— Start of Available records —

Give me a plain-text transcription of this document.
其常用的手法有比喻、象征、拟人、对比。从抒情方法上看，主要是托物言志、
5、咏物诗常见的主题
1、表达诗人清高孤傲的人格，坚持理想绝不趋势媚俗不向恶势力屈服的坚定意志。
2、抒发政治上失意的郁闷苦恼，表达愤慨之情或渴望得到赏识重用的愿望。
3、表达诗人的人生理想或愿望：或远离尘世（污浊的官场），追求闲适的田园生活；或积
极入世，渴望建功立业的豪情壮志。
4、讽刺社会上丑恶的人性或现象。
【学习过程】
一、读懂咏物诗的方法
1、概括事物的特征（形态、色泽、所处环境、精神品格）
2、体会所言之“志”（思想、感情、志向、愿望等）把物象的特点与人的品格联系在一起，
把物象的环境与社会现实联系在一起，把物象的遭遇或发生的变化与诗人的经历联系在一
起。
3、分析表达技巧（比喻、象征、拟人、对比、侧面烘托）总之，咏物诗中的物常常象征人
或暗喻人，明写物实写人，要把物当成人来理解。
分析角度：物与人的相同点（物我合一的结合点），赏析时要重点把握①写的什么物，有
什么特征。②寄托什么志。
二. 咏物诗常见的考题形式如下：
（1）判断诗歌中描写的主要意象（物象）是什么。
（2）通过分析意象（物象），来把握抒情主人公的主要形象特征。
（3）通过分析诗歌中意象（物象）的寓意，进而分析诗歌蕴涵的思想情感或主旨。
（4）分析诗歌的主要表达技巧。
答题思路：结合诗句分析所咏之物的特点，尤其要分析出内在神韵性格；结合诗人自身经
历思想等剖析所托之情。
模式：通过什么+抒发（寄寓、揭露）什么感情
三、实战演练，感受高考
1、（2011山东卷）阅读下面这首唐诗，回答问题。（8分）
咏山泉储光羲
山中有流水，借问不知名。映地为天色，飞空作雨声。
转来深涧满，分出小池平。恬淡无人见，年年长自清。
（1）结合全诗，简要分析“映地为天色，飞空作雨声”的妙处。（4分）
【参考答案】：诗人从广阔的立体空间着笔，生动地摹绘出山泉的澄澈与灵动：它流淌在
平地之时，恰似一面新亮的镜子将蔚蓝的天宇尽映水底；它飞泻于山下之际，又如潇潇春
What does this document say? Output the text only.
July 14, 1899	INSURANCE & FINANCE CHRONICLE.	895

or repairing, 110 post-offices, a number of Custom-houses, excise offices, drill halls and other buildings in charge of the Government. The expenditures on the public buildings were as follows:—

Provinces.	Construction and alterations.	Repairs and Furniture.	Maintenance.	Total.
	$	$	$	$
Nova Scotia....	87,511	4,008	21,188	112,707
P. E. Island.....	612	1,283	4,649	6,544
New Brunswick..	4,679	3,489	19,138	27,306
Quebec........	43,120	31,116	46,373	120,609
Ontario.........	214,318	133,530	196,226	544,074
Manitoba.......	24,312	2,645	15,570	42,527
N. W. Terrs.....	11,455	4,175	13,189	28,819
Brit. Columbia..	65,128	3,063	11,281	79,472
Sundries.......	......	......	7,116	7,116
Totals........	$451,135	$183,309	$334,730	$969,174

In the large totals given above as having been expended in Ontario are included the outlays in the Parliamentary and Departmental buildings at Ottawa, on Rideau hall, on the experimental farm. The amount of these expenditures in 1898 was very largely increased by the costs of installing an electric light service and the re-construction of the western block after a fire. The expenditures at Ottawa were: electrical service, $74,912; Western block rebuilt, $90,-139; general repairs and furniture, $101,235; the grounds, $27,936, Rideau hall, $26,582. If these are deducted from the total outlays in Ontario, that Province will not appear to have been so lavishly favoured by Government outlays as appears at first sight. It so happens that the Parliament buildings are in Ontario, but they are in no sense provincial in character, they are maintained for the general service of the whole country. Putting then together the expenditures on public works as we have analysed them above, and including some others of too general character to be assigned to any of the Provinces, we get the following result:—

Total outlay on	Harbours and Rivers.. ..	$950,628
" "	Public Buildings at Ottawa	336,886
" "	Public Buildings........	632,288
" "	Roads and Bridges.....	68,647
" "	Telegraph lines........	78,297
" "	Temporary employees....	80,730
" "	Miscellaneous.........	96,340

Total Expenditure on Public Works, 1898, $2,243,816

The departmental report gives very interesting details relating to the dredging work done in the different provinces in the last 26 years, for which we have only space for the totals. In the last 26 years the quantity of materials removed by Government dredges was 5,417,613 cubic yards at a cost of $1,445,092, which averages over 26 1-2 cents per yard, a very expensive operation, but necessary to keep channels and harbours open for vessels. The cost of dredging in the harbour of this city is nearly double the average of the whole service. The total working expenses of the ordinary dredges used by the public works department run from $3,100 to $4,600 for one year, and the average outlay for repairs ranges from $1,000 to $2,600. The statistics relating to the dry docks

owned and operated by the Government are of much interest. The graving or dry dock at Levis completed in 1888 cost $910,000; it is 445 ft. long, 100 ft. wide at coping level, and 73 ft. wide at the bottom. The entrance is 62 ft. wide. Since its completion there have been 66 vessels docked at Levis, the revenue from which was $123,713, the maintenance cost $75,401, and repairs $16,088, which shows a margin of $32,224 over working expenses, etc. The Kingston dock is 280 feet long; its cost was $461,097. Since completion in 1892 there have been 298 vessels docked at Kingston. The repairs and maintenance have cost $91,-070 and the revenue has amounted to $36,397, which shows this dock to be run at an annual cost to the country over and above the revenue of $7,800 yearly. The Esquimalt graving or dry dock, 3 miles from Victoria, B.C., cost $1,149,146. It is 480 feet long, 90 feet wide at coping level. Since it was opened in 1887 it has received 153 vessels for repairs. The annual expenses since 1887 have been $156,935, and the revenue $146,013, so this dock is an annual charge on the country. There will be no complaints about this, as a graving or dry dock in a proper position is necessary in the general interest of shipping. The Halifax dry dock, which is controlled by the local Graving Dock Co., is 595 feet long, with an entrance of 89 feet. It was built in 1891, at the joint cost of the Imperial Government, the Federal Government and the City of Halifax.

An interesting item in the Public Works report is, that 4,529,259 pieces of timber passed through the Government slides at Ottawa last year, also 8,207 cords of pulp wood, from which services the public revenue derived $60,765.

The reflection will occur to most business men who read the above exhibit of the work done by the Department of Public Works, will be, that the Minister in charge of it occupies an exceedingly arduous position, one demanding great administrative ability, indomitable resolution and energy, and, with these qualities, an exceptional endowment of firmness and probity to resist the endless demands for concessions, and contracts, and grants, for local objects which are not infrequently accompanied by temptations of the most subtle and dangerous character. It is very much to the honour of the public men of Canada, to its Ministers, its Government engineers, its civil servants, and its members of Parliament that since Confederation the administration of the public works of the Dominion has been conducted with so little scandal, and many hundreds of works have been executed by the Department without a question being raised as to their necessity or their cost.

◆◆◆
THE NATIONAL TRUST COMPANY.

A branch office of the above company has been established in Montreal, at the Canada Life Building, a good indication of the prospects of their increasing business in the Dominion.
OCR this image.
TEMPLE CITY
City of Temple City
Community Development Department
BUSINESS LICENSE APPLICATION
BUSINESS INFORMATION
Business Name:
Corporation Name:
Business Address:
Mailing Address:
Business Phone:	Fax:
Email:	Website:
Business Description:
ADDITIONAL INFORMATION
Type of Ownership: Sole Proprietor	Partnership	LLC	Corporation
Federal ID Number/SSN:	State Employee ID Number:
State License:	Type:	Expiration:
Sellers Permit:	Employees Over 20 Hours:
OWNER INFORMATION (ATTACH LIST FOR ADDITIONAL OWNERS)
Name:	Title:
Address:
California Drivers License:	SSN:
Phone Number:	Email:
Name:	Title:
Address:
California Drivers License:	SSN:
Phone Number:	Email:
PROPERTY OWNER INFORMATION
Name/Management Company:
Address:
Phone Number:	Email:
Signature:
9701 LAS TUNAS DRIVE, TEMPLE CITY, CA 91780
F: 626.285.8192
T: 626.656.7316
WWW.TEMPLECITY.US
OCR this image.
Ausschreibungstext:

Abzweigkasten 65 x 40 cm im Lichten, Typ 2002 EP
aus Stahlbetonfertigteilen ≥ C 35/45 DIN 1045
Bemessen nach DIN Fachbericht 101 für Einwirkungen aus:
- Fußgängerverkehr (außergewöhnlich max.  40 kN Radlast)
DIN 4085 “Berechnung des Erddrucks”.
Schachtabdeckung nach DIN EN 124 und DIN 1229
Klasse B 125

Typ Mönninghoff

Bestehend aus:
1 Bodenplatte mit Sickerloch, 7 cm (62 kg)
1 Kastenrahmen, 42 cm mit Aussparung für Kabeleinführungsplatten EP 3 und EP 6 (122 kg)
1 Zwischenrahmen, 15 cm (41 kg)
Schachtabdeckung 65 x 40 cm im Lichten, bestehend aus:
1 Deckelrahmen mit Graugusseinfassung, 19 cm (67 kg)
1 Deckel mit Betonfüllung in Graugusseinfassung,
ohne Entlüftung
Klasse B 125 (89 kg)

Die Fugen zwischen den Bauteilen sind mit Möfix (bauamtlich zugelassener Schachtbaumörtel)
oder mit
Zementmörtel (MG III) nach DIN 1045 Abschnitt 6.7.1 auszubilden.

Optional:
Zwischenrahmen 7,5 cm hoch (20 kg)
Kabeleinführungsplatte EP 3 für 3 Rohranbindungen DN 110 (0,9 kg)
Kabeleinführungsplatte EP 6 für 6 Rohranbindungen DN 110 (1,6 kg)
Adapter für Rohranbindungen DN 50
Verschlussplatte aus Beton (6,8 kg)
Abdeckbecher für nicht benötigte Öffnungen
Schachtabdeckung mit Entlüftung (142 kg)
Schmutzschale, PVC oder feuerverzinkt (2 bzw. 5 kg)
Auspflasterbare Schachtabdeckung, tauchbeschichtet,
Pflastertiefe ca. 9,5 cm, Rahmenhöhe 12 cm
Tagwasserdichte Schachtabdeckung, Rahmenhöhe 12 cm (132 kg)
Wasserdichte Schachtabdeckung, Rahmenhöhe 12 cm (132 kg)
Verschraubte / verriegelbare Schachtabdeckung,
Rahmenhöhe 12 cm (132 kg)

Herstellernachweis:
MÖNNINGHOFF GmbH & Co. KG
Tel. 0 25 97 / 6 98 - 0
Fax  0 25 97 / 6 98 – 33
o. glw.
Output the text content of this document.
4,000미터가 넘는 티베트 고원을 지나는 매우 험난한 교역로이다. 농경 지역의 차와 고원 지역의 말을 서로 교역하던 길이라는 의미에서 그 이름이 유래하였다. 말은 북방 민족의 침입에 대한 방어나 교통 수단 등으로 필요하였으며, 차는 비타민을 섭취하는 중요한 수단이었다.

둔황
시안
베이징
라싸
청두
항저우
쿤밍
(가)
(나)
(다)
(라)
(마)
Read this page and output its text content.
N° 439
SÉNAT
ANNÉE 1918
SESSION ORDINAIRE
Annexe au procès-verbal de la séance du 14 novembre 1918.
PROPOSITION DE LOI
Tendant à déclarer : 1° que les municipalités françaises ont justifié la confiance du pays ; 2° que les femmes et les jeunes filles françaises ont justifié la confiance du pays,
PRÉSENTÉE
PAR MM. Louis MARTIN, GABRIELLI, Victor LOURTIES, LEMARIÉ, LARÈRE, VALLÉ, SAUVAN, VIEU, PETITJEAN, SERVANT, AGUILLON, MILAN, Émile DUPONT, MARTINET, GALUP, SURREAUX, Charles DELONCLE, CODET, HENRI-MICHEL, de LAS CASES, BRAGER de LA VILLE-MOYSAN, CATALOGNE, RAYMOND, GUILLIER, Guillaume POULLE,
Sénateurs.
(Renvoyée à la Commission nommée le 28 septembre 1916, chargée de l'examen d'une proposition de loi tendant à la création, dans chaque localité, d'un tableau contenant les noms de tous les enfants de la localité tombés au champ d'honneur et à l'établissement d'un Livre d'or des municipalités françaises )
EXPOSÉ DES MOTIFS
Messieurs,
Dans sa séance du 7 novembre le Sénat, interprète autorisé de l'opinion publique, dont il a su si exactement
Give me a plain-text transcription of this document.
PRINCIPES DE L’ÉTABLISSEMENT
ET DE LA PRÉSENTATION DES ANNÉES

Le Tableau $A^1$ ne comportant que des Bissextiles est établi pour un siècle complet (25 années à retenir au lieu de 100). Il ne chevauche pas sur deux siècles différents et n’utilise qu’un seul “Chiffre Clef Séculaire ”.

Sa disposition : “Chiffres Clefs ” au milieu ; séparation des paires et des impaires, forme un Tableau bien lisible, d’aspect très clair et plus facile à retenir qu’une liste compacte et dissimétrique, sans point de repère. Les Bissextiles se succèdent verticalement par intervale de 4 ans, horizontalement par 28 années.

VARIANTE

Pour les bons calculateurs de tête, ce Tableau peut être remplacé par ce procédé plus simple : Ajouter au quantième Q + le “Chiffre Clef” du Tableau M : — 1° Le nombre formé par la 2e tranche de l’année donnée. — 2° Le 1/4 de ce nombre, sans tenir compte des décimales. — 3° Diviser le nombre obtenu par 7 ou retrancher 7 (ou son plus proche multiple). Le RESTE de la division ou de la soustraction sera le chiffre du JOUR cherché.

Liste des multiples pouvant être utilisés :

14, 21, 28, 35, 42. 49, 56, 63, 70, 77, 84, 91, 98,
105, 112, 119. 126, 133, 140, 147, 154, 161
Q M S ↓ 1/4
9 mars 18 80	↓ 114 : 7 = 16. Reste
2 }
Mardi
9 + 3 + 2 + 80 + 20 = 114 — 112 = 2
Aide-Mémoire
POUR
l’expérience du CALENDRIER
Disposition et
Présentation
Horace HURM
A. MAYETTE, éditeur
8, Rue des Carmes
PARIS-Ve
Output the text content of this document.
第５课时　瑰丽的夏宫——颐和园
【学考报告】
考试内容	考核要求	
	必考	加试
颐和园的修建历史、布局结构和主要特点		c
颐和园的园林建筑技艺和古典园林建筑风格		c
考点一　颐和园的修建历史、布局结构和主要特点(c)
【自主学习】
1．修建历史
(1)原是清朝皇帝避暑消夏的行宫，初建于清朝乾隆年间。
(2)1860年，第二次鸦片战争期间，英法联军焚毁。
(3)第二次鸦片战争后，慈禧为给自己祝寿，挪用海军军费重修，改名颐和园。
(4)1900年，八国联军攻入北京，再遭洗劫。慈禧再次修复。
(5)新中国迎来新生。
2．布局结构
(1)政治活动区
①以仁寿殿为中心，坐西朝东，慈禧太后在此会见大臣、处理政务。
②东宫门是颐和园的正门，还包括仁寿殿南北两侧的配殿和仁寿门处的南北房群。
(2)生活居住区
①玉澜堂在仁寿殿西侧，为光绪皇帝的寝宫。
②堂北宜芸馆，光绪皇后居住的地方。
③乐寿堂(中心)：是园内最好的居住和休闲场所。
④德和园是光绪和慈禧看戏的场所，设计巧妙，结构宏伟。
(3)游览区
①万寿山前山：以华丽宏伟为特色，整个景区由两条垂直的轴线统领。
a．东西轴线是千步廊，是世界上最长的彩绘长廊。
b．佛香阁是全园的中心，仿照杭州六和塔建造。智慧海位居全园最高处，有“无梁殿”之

— End of Available records —

== Directions ==
The answer must consist solely of the number of lines in the entries that contain the word "INFORMATION".

== Answer for this exercise ==
4